[Dataset records]
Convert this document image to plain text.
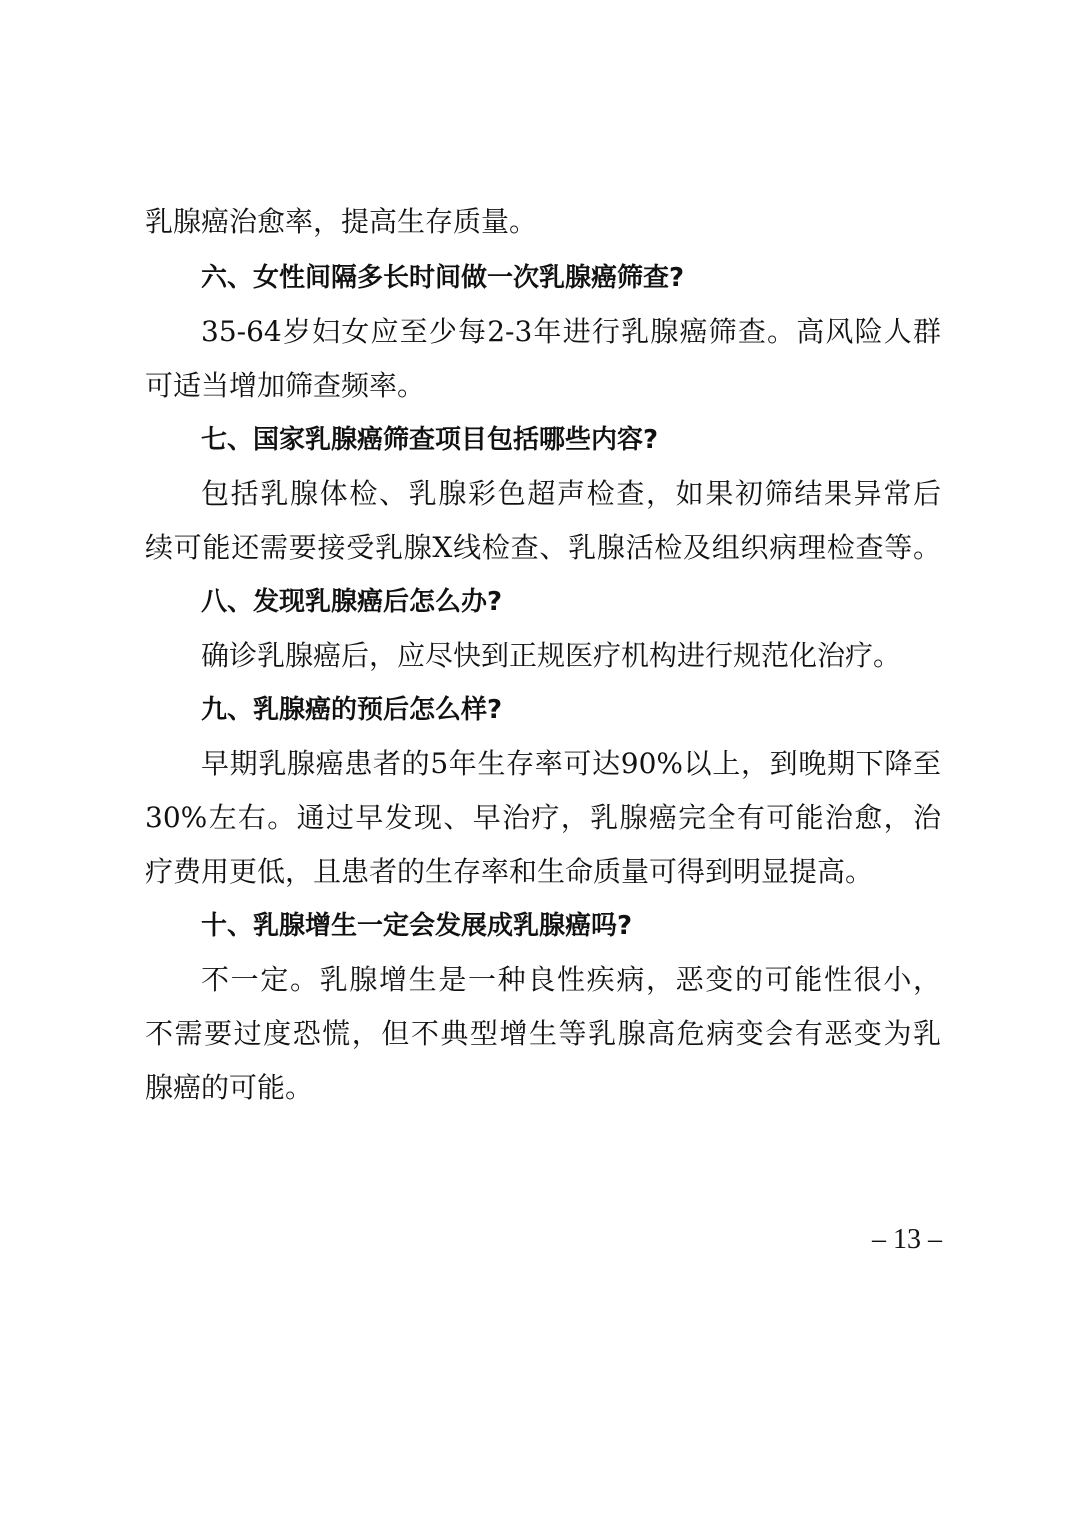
乳腺癌治愈率，提高生存质量。
六、女性间隔多长时间做一次乳腺癌筛查?
35-64岁妇女应至少每2-3年进行乳腺癌筛查。高风险人群
可适当增加筛查频率。
七、国家乳腺癌筛查项目包括哪些内容?
包括乳腺体检、乳腺彩色超声检查，如果初筛结果异常后
续可能还需要接受乳腺X线检查、乳腺活检及组织病理检查等。
八、发现乳腺癌后怎么办?
确诊乳腺癌后，应尽快到正规医疗机构进行规范化治疗。
九、乳腺癌的预后怎么样?
早期乳腺癌患者的5年生存率可达90%以上，到晚期下降至
30%左右。通过早发现、早治疗，乳腺癌完全有可能治愈，治
疗费用更低，且患者的生存率和生命质量可得到明显提高。
十、乳腺增生一定会发展成乳腺癌吗?
不一定。乳腺增生是一种良性疾病，恶变的可能性很小，
不需要过度恐慌，但不典型增生等乳腺高危病变会有恶变为乳
腺癌的可能。
– 13 –
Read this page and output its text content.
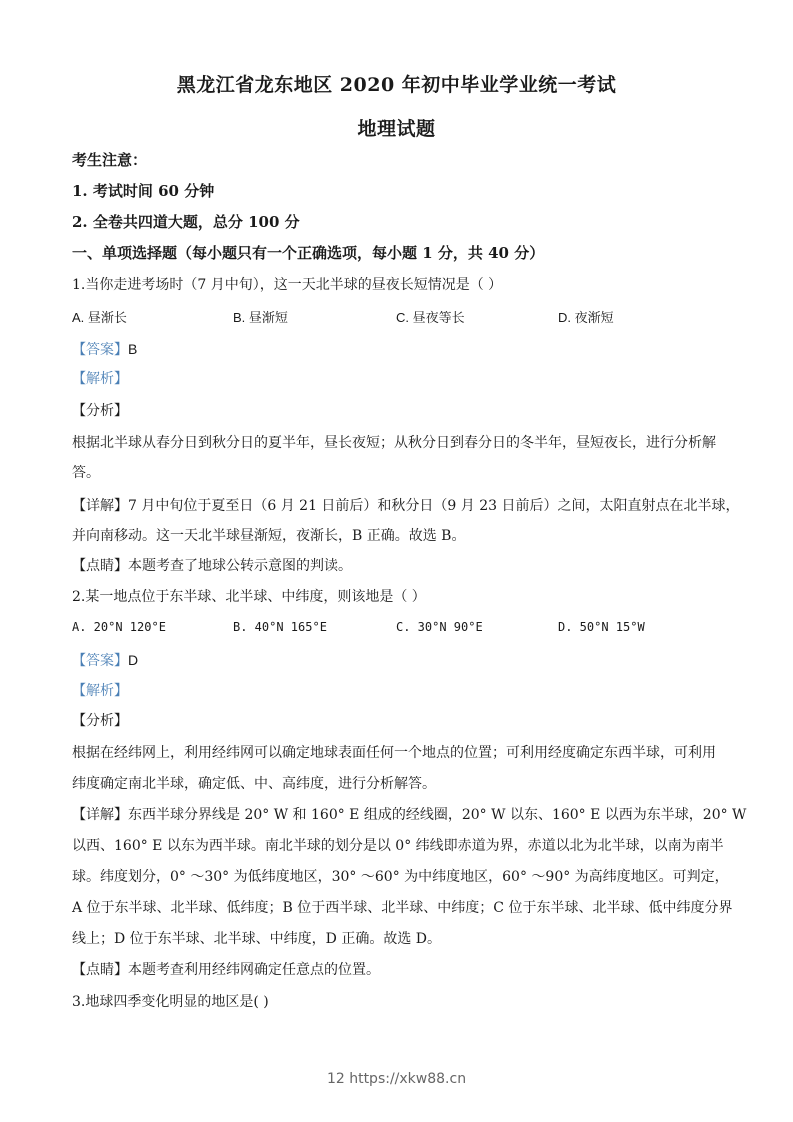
黑龙江省龙东地区 2020 年初中毕业学业统一考试
地理试题
考生注意：
1. 考试时间 60 分钟
2. 全卷共四道大题，总分 100 分
一、单项选择题（每小题只有一个正确选项，每小题 1 分，共 40 分）
1.当你走进考场时（7 月中旬），这一天北半球的昼夜长短情况是（ ）
A. 昼渐长	B. 昼渐短	C. 昼夜等长	D. 夜渐短
【答案】B
【解析】
【分析】
根据北半球从春分日到秋分日的夏半年，昼长夜短；从秋分日到春分日的冬半年，昼短夜长，进行分析解
答。
【详解】7 月中旬位于夏至日（6 月 21 日前后）和秋分日（9 月 23 日前后）之间，太阳直射点在北半球，
并向南移动。这一天北半球昼渐短，夜渐长，B 正确。故选 B。
【点睛】本题考查了地球公转示意图的判读。
2.某一地点位于东半球、北半球、中纬度，则该地是（ ）
A. 20°N 120°E	B. 40°N 165°E	C. 30°N 90°E	D. 50°N 15°W
【答案】D
【解析】
【分析】
根据在经纬网上，利用经纬网可以确定地球表面任何一个地点的位置；可利用经度确定东西半球，可利用
纬度确定南北半球，确定低、中、高纬度，进行分析解答。
【详解】东西半球分界线是 20° W 和 160° E 组成的经线圈，20° W 以东、160° E 以西为东半球，20° W
以西、160° E 以东为西半球。南北半球的划分是以 0° 纬线即赤道为界，赤道以北为北半球，以南为南半
球。纬度划分，0° ～30° 为低纬度地区，30° ～60° 为中纬度地区，60° ～90° 为高纬度地区。可判定，
A 位于东半球、北半球、低纬度；B 位于西半球、北半球、中纬度；C 位于东半球、北半球、低中纬度分界
线上；D 位于东半球、北半球、中纬度，D 正确。故选 D。
【点睛】本题考查利用经纬网确定任意点的位置。
3.地球四季变化明显的地区是( )
12 https://xkw88.cn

### TASK GOAL:
Transcribe every line in the entries above, taking out only the images.

### TASK OUTPUT:
Convert this document image to plain text.
乳腺癌治愈率，提高生存质量。
六、女性间隔多长时间做一次乳腺癌筛查?
35-64岁妇女应至少每2-3年进行乳腺癌筛查。高风险人群
可适当增加筛查频率。
七、国家乳腺癌筛查项目包括哪些内容?
包括乳腺体检、乳腺彩色超声检查，如果初筛结果异常后
续可能还需要接受乳腺X线检查、乳腺活检及组织病理检查等。
八、发现乳腺癌后怎么办?
确诊乳腺癌后，应尽快到正规医疗机构进行规范化治疗。
九、乳腺癌的预后怎么样?
早期乳腺癌患者的5年生存率可达90%以上，到晚期下降至
30%左右。通过早发现、早治疗，乳腺癌完全有可能治愈，治
疗费用更低，且患者的生存率和生命质量可得到明显提高。
十、乳腺增生一定会发展成乳腺癌吗?
不一定。乳腺增生是一种良性疾病，恶变的可能性很小，
不需要过度恐慌，但不典型增生等乳腺高危病变会有恶变为乳
腺癌的可能。
– 13 –
Read this page and output its text content.
黑龙江省龙东地区 2020 年初中毕业学业统一考试
地理试题
考生注意：
1. 考试时间 60 分钟
2. 全卷共四道大题，总分 100 分
一、单项选择题（每小题只有一个正确选项，每小题 1 分，共 40 分）
1.当你走进考场时（7 月中旬），这一天北半球的昼夜长短情况是（ ）
A. 昼渐长	B. 昼渐短	C. 昼夜等长	D. 夜渐短
【答案】B
【解析】
【分析】
根据北半球从春分日到秋分日的夏半年，昼长夜短；从秋分日到春分日的冬半年，昼短夜长，进行分析解
答。
【详解】7 月中旬位于夏至日（6 月 21 日前后）和秋分日（9 月 23 日前后）之间，太阳直射点在北半球，
并向南移动。这一天北半球昼渐短，夜渐长，B 正确。故选 B。
【点睛】本题考查了地球公转示意图的判读。
2.某一地点位于东半球、北半球、中纬度，则该地是（ ）
A. 20°N 120°E	B. 40°N 165°E	C. 30°N 90°E	D. 50°N 15°W
【答案】D
【解析】
【分析】
根据在经纬网上，利用经纬网可以确定地球表面任何一个地点的位置；可利用经度确定东西半球，可利用
纬度确定南北半球，确定低、中、高纬度，进行分析解答。
【详解】东西半球分界线是 20° W 和 160° E 组成的经线圈，20° W 以东、160° E 以西为东半球，20° W
以西、160° E 以东为西半球。南北半球的划分是以 0° 纬线即赤道为界，赤道以北为北半球，以南为南半
球。纬度划分，0° ～30° 为低纬度地区，30° ～60° 为中纬度地区，60° ～90° 为高纬度地区。可判定，
A 位于东半球、北半球、低纬度；B 位于西半球、北半球、中纬度；C 位于东半球、北半球、低中纬度分界
线上；D 位于东半球、北半球、中纬度，D 正确。故选 D。
【点睛】本题考查利用经纬网确定任意点的位置。
3.地球四季变化明显的地区是( )
12 https://xkw88.cn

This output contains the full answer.